[Goal] Only the number is wanted: tally the lines below that contain the word "title".

━━━ Material shown ━━━

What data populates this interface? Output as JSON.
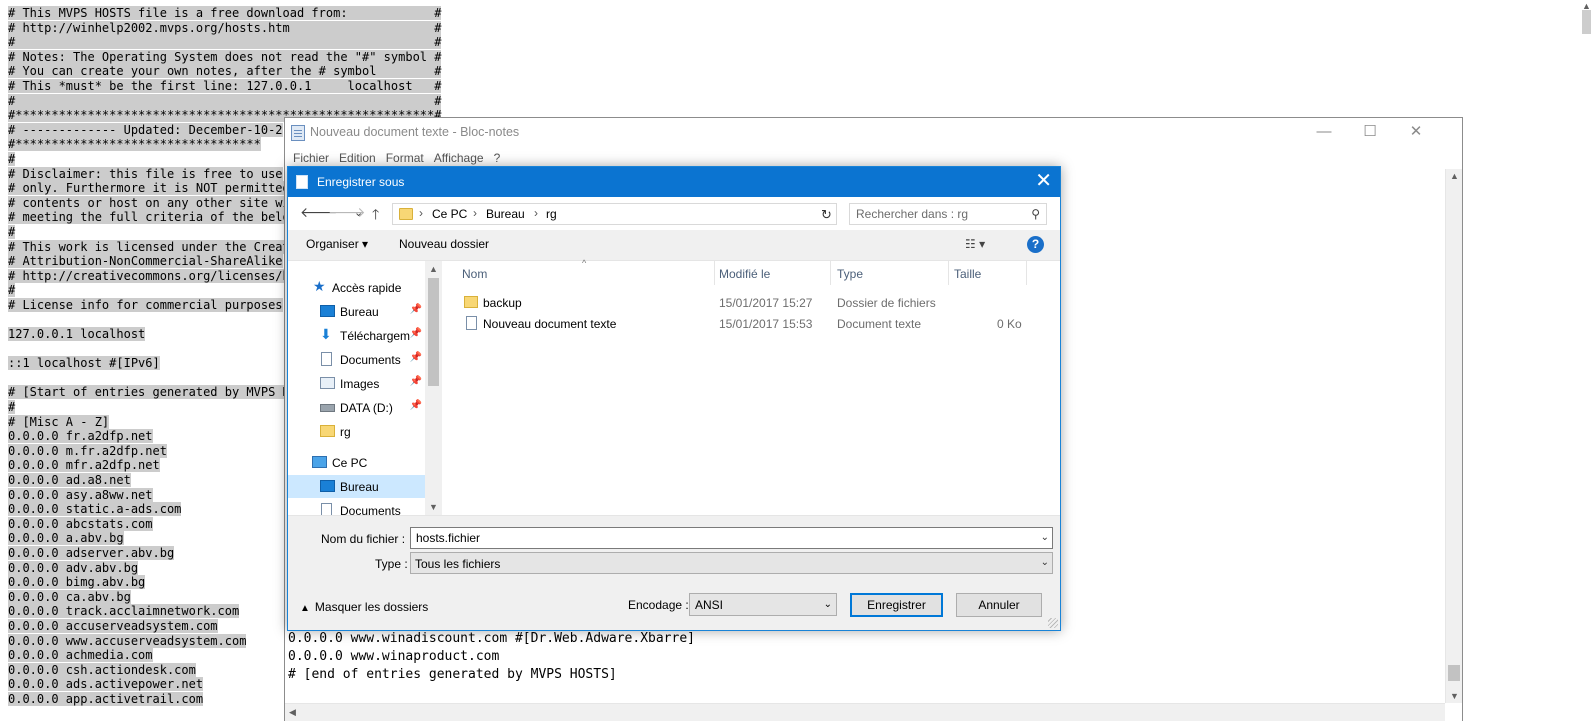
{
  "background_text": {
    "lines": [
      "# This MVPS HOSTS file is a free download from:            #",
      "# http://winhelp2002.mvps.org/hosts.htm                    #",
      "#                                                          #",
      "# Notes: The Operating System does not read the \"#\" symbol #",
      "# You can create your own notes, after the # symbol        #",
      "# This *must* be the first line: 127.0.0.1     localhost   #",
      "#                                                          #",
      "#**********************************************************#",
      "# ------------- Updated: December-10-2",
      "#**********************************",
      "#",
      "# Disclaimer: this file is free to use",
      "# only. Furthermore it is NOT permitted",
      "# contents or host on any other site wi",
      "# meeting the full criteria of the belo",
      "#",
      "# This work is licensed under the Creat",
      "# Attribution-NonCommercial-ShareAlike",
      "# http://creativecommons.org/licenses/b",
      "#",
      "# License info for commercial purposes",
      "",
      "127.0.0.1 localhost",
      "",
      "::1 localhost #[IPv6]",
      "",
      "# [Start of entries generated by MVPS H",
      "#",
      "# [Misc A - Z]",
      "0.0.0.0 fr.a2dfp.net",
      "0.0.0.0 m.fr.a2dfp.net",
      "0.0.0.0 mfr.a2dfp.net",
      "0.0.0.0 ad.a8.net",
      "0.0.0.0 asy.a8ww.net",
      "0.0.0.0 static.a-ads.com",
      "0.0.0.0 abcstats.com",
      "0.0.0.0 a.abv.bg",
      "0.0.0.0 adserver.abv.bg",
      "0.0.0.0 adv.abv.bg",
      "0.0.0.0 bimg.abv.bg",
      "0.0.0.0 ca.abv.bg",
      "0.0.0.0 track.acclaimnetwork.com",
      "0.0.0.0 accuserveadsystem.com",
      "0.0.0.0 www.accuserveadsystem.com",
      "0.0.0.0 achmedia.com",
      "0.0.0.0 csh.actiondesk.com",
      "0.0.0.0 ads.activepower.net",
      "0.0.0.0 app.activetrail.com"
    ]
  },
  "notepad": {
    "title": "Nouveau document texte - Bloc-notes",
    "controls": {
      "minimize": "—",
      "maximize": "☐",
      "close": "✕"
    },
    "menu": [
      "Fichier",
      "Edition",
      "Format",
      "Affichage",
      "?"
    ],
    "visible_lines": [
      "0.0.0.0 www.winadiscount.com #[Dr.Web.Adware.Xbarre]",
      "0.0.0.0 www.winaproduct.com",
      "# [end of entries generated by MVPS HOSTS]"
    ]
  },
  "dialog": {
    "title": "Enregistrer sous",
    "close": "✕",
    "nav": {
      "back": "🡐",
      "forward": "🡒",
      "recent": "⌄",
      "up": "🡑"
    },
    "path": [
      "Ce PC",
      "Bureau",
      "rg"
    ],
    "refresh": "↻",
    "search_placeholder": "Rechercher dans : rg",
    "search_icon": "search-icon",
    "toolbar": {
      "organize": "Organiser ▾",
      "new_folder": "Nouveau dossier",
      "view": "☷ ▾",
      "help": "?"
    },
    "navpane": [
      {
        "label": "Accès rapide",
        "icon": "star-icon",
        "pinned": false
      },
      {
        "label": "Bureau",
        "icon": "desktop-icon",
        "pinned": true
      },
      {
        "label": "Téléchargements",
        "icon": "download-icon",
        "pinned": true
      },
      {
        "label": "Documents",
        "icon": "document-icon",
        "pinned": true
      },
      {
        "label": "Images",
        "icon": "image-icon",
        "pinned": true
      },
      {
        "label": "DATA (D:)",
        "icon": "drive-icon",
        "pinned": true
      },
      {
        "label": "rg",
        "icon": "folder-icon",
        "pinned": false
      },
      {
        "label": "Ce PC",
        "icon": "computer-icon",
        "pinned": false
      },
      {
        "label": "Bureau",
        "icon": "desktop-icon",
        "pinned": false,
        "selected": true
      },
      {
        "label": "Documents",
        "icon": "document-icon",
        "pinned": false
      }
    ],
    "columns": [
      "Nom",
      "Modifié le",
      "Type",
      "Taille"
    ],
    "files": [
      {
        "name": "backup",
        "modified": "15/01/2017 15:27",
        "type": "Dossier de fichiers",
        "size": "",
        "icon": "folder-icon"
      },
      {
        "name": "Nouveau document texte",
        "modified": "15/01/2017 15:53",
        "type": "Document texte",
        "size": "0 Ko",
        "icon": "text-file-icon"
      }
    ],
    "filename_label": "Nom du fichier :",
    "filename_value": "hosts.fichier",
    "type_label": "Type :",
    "type_value": "Tous les fichiers",
    "hide_folders": "Masquer les dossiers",
    "encoding_label": "Encodage :",
    "encoding_value": "ANSI",
    "save": "Enregistrer",
    "cancel": "Annuler"
  }
}
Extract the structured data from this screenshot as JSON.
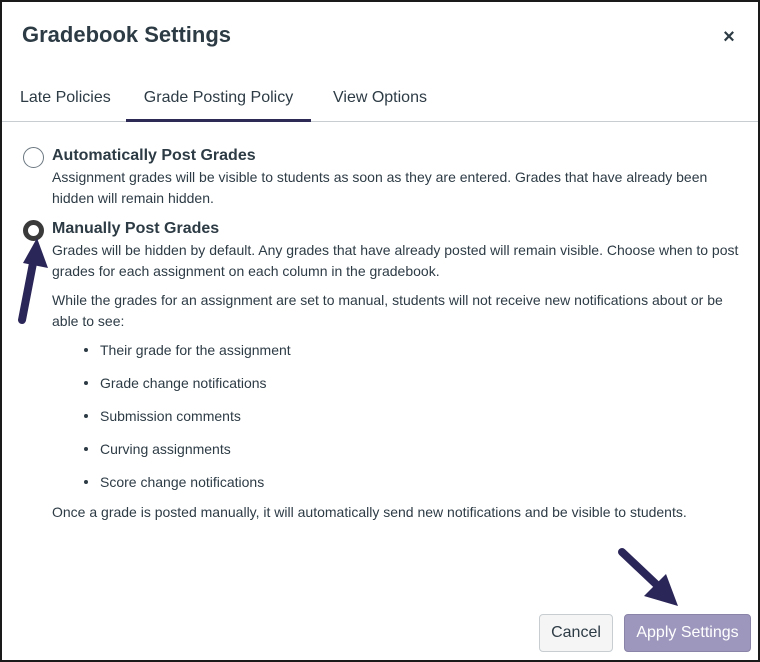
{
  "dialog": {
    "title": "Gradebook Settings",
    "close_glyph": "×"
  },
  "tabs": [
    {
      "label": "Late Policies",
      "active": false
    },
    {
      "label": "Grade Posting Policy",
      "active": true
    },
    {
      "label": "View Options",
      "active": false
    }
  ],
  "options": {
    "automatic": {
      "title": "Automatically Post Grades",
      "description": "Assignment grades will be visible to students as soon as they are entered. Grades that have already been hidden will remain hidden.",
      "selected": false
    },
    "manual": {
      "title": "Manually Post Grades",
      "description": "Grades will be hidden by default. Any grades that have already posted will remain visible. Choose when to post grades for each assignment on each column in the gradebook.",
      "selected": true,
      "manual_note": "While the grades for an assignment are set to manual, students will not receive new notifications about or be able to see:",
      "bullets": [
        "Their grade for the assignment",
        "Grade change notifications",
        "Submission comments",
        "Curving assignments",
        "Score change notifications"
      ],
      "footer_note": "Once a grade is posted manually, it will automatically send new notifications and be visible to students."
    }
  },
  "buttons": {
    "cancel": "Cancel",
    "apply": "Apply Settings"
  },
  "colors": {
    "text": "#2d3b45",
    "tab_underline": "#2d2a55",
    "apply_button": "#9e97bd",
    "annotation_arrow": "#2b2658"
  },
  "icons": {
    "close": "close-icon",
    "annotation": "arrow-annotation-icon"
  }
}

━━━

[Exercise output] 5